→ PROBLEMS AND TASKS:
1. Edit the stretch from "Of course not!" through "CancelIoEx and CancelSynchronousIo." in the passage on Vista's I/O Manager changes, putting "kernel developers" in place of "kernel devs".
2. According to the passage on Vista's I/O Manager changes, which two new cancel APIs did Vista add?
3. Carry on the passage on Vista's I/O Manager changes from the point where it stops.

→ GIVEN TEXT:
Well, on some level, yes, but...

Of course not! Vista gave the kernel devs at Microsoft the chance to make some fairly significant and interesting changes to all parts of the O/S. While we could probably choose any one of the Executive subsystems and write an entire article on it, we decided to explore the changes made to the I/O Manager, seeing as how that's the subsystem that we most often interact with as driver writers. After some whittling down, we've determined that the three most interesting changes (to us, and we wrote this article) are:

  • Enhanced I/O cancellation support
  • I/O prioritization and bandwidth reservation
  • Thread agnostic user I/O

I/O Cancellation Support
Because application hangs due to I/O not completing are such a nuisance, Vista has tried to make it easier for applications to cancel the I/O operations they've issued by adding two new cancel APIs: CancelIoEx and CancelSynchronousIo.

CancelIoEx is only of passing interest to us in this article seeing as how it's not a big departure from what CancelIo does. The main difference in the Ex version is that Windows has now given you the ability to cancel all I/O requests sent to the handle, not just the ones sent by the current thread. The Ex version also has an additional parameter that allows you to specify the exact request to cancel by supplying the overlapped structure used when sending it.

CancelSynchronousIo is a far more interesting API that allows an application to specify a thread handle and cancel any synchronous I/O request that the thread may be waiting on. Previously, the only way to cancel the synchronous I/O was to terminate the thread and force the I/O Manager to cancel all I/O requests associated with it.

CancelSynchronousIo, on the other hand, provides a slightly more elegant mechanism. What the API does is call a brand new native system service that actually queues a kernel APC to the thread. When the thread is blocked in the wait state, the kernel APC is delivered to the thread and executed, at which point the APC cancels the synchronous I/O issued by the thread. Once the APC has finished its processing, the thread returns to its original wait, which will fire either when the IRP is finally completed or the thread is aborted.

(Collected data entries)
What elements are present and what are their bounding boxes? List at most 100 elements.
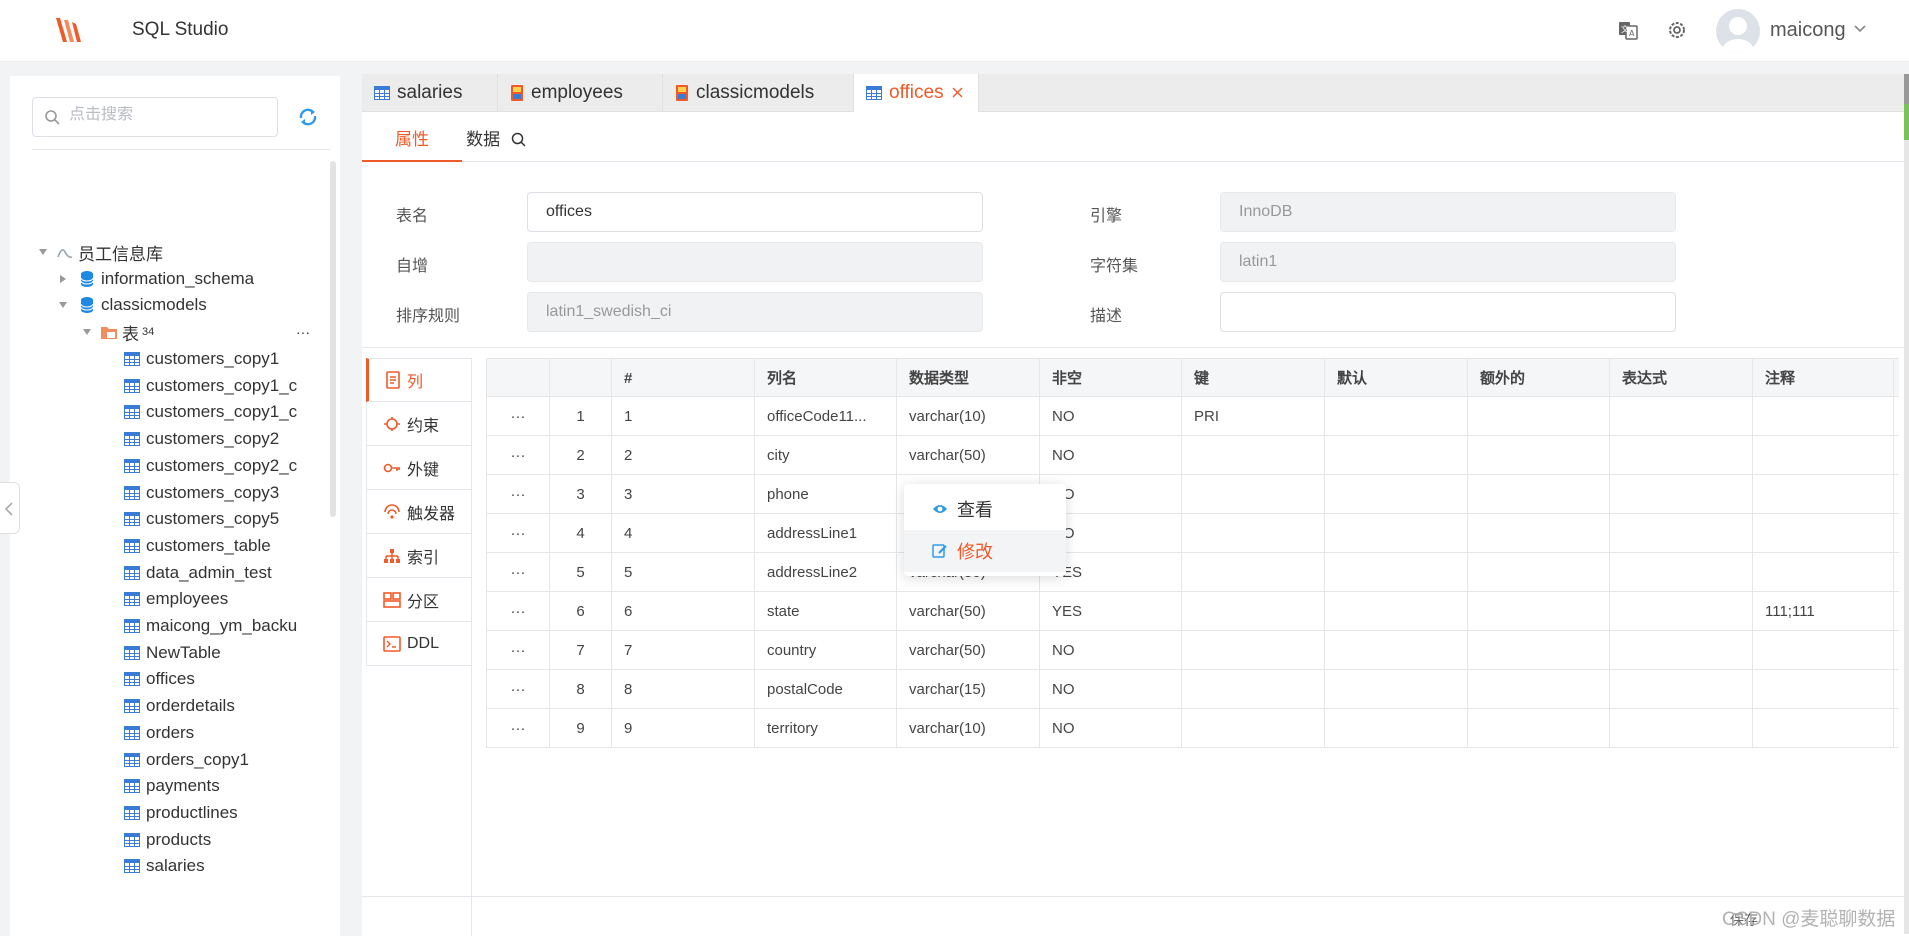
folder-more-button[interactable]: ··· [296, 319, 310, 345]
table-row[interactable]: ···33phonevarchar(50)NO [486, 475, 1899, 514]
sidebar-table-item[interactable]: orders_copy1 [124, 747, 304, 773]
row-actions-button[interactable]: ··· [486, 514, 549, 553]
caret-right-icon[interactable] [58, 274, 68, 284]
user-avatar[interactable] [1716, 9, 1760, 53]
cell-def [1324, 436, 1467, 475]
username[interactable]: maicong [1770, 19, 1846, 42]
menu-foreign-keys[interactable]: 外键 [366, 446, 472, 490]
cell-notnull: NO [1039, 397, 1181, 436]
main-scrollbar[interactable] [1904, 74, 1909, 934]
search-input[interactable] [69, 106, 269, 124]
sidebar-collapse-button[interactable] [0, 482, 20, 534]
row-actions-button[interactable]: ··· [486, 397, 549, 436]
table-icon [866, 86, 882, 100]
tab-employees[interactable]: employees [498, 74, 663, 112]
description-input[interactable] [1220, 292, 1676, 332]
caret-down-icon[interactable] [58, 300, 68, 310]
sidebar-table-item[interactable]: customers_copy1_c [124, 373, 304, 399]
tree-node-root[interactable]: 员工信息库 [56, 239, 163, 265]
row-actions-button[interactable]: ··· [486, 709, 549, 748]
table-row[interactable]: ··· 9 9 territory varchar(10) NO [486, 709, 1899, 748]
row-actions-button[interactable]: ··· [486, 436, 549, 475]
sidebar-table-item[interactable]: salaries [124, 853, 304, 879]
table-icon [124, 592, 140, 607]
tree-node-db[interactable]: information_schema [80, 266, 254, 292]
table-row[interactable]: ···55addressLine2varchar(50)YES [486, 553, 1899, 592]
table-row[interactable]: ··· 8 8 postalCode varchar(15) NO [486, 670, 1899, 709]
context-edit-item[interactable]: 修改 [904, 530, 1066, 572]
sidebar-table-item[interactable]: customers_copy2_c [124, 453, 304, 479]
cell-notnull: NO [1039, 670, 1181, 709]
engine-input[interactable] [1220, 192, 1676, 232]
tree-node-tables-folder[interactable]: 表 34 [100, 319, 154, 345]
chevron-down-icon[interactable] [1853, 24, 1867, 34]
table-row[interactable]: ··· 1 1 officeCode11... varchar(10) NO PRI [486, 397, 1899, 436]
tab-salaries[interactable]: salaries [362, 74, 498, 112]
menu-ddl[interactable]: DDL [366, 622, 472, 666]
sidebar-table-item[interactable]: NewTable [124, 640, 304, 666]
app-header: SQL Studio 文 A maicong [0, 0, 1909, 62]
sidebar-table-item[interactable]: customers_copy1 [124, 346, 304, 372]
index-icon [384, 548, 400, 563]
menu-partitions[interactable]: 分区 [366, 578, 472, 622]
sidebar-table-item[interactable]: orders [124, 720, 304, 746]
key-icon [383, 463, 400, 472]
sidebar-table-item[interactable]: customers_copy5 [124, 506, 304, 532]
table-row[interactable]: ··· 7 7 country varchar(50) NO [486, 631, 1899, 670]
table-row[interactable]: ··· 6 6 state varchar(50) YES 111;111 [486, 592, 1899, 631]
table-row[interactable]: ··· 2 2 city varchar(50) NO [486, 436, 1899, 475]
translate-icon[interactable]: 文 A [1617, 19, 1639, 41]
cell-comment [1752, 436, 1894, 475]
cell-def [1324, 397, 1467, 436]
close-icon[interactable] [952, 87, 963, 98]
caret-down-icon[interactable] [38, 247, 48, 257]
menu-columns[interactable]: 列 [366, 358, 472, 402]
table-icon [124, 565, 140, 580]
refresh-icon[interactable] [297, 106, 319, 128]
sidebar-scrollbar[interactable] [330, 161, 336, 517]
auto-increment-input[interactable] [527, 242, 983, 282]
table-name-input[interactable] [527, 192, 983, 232]
subtab-properties[interactable]: 属性 [362, 118, 462, 162]
sidebar-table-item[interactable]: productlines [124, 800, 304, 826]
sidebar-table-item[interactable]: customers_copy3 [124, 480, 304, 506]
sidebar-table-item[interactable]: customers_table [124, 533, 304, 559]
row-actions-button[interactable]: ··· [486, 592, 549, 631]
row-actions-button[interactable]: ··· [486, 475, 549, 514]
tab-offices[interactable]: offices [854, 74, 979, 112]
row-actions-button[interactable]: ··· [486, 631, 549, 670]
tree-node-db[interactable]: classicmodels [80, 292, 207, 318]
sidebar-table-item[interactable]: data_admin_test [124, 560, 304, 586]
sidebar-table-item[interactable]: offices [124, 666, 304, 692]
collation-input[interactable] [527, 292, 983, 332]
context-view-item[interactable]: 查看 [904, 488, 1066, 530]
sidebar-table-item[interactable]: orderdetails [124, 693, 304, 719]
sidebar-table-item[interactable]: customers_copy1_c [124, 399, 304, 425]
cell-type: varchar(10) [896, 709, 1039, 748]
sidebar-table-item[interactable]: customers_copy2 [124, 426, 304, 452]
table-row[interactable]: ···44addressLine1varchar(50)NO [486, 514, 1899, 553]
row-actions-button[interactable]: ··· [486, 553, 549, 592]
table-query-icon [511, 85, 523, 101]
menu-triggers[interactable]: 触发器 [366, 490, 472, 534]
sidebar-table-item[interactable]: maicong_ym_backu [124, 613, 304, 639]
search-box[interactable] [32, 97, 278, 137]
caret-down-icon[interactable] [82, 327, 92, 337]
cell-name: addressLine2 [754, 553, 896, 592]
sidebar-table-item[interactable]: employees [124, 586, 304, 612]
sidebar-table-item[interactable]: payments [124, 773, 304, 799]
charset-input[interactable] [1220, 242, 1676, 282]
sidebar-table-item[interactable]: products [124, 827, 304, 853]
cell-expr [1609, 553, 1752, 592]
table-icon [124, 512, 140, 527]
charset-label: 字符集 [1090, 258, 1139, 275]
search-icon[interactable] [511, 132, 526, 147]
table-icon [124, 805, 140, 820]
settings-gear-icon[interactable] [1666, 19, 1688, 41]
subtab-data[interactable]: 数据 [462, 118, 530, 162]
menu-constraints[interactable]: 约束 [366, 402, 472, 446]
menu-indexes[interactable]: 索引 [366, 534, 472, 578]
tables-folder-label: 表 [122, 324, 139, 344]
tab-classicmodels[interactable]: classicmodels [663, 74, 854, 112]
row-actions-button[interactable]: ··· [486, 670, 549, 709]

→ EXERCISE RESULTS:
1.
Of course not! Vista gave the kernel developers at Microsoft the chance to make some fairly significant and interesting changes to all parts of the O/S. While we could probably choose any one of the Executive subsystems and write an entire article on it, we decided to explore the changes made to the I/O Manager, seeing as how that's the subsystem that we most often interact with as driver writers. After some whittling down, we've determined that the three most interesting changes (to us, and we wrote this article) are:

  • Enhanced I/O cancellation support
  • I/O prioritization and bandwidth reservation
  • Thread agnostic user I/O

I/O Cancellation Support
Because application hangs due to I/O not completing are such a nuisance, Vista has tried to make it easier for applications to cancel the I/O operations they've issued by adding two new cancel APIs: CancelIoEx and CancelSynchronousIo.

2. CancelIoEx and CancelSynchronousIo.

3.
Creates Are Even More Cancellable
As you can imagine, creates are a bit of a special operation within the O/S. One particularly interesting point is that they are always handled synchronously within the I/O Manager, so there is no way to send an asynchronous create operation. Also, in previous versions of the O/S, the I/O Manager performed a non-alertable kernel wait if the create request was pended from within a driver. Therefore, even terminating the thread was not enough to cancel a create request that the user felt was taking too long.

To fix this problem, the I/O Manager now performs an alertable kernel wait when the create request has been pended by the driver. Now, if you attempt to terminate the thread waiting on the create request, the wait will be satisfied with STATUS_ALERTED and the I/O Manager will know to attempt to cancel the pending create request. This is because even though the user APC is blocked, the alert that the Process Manager fires to indicate the thread termination is not.

In addition to the I/O manager performing an alertable wait in the create path, the Multiple UNC Provider (MUP) now uses alertable waits while performing name resolution operations inside its create handler. This allows the user the ability to cancel attempts to browse machines on the network that are not responding in a timely fashion.

You might ask at this point, "Well, why not just perform a non-alertable user wait like the I/O manager does with other synchronous services?" The trouble with this approach is that user waits are subject to having their kernel stacks paged out, and due to the special path that CreateFile requests take through the operating system, this would be an undesirable side effect. (See sidebar, Why Wait Alertable? at the end of this article.)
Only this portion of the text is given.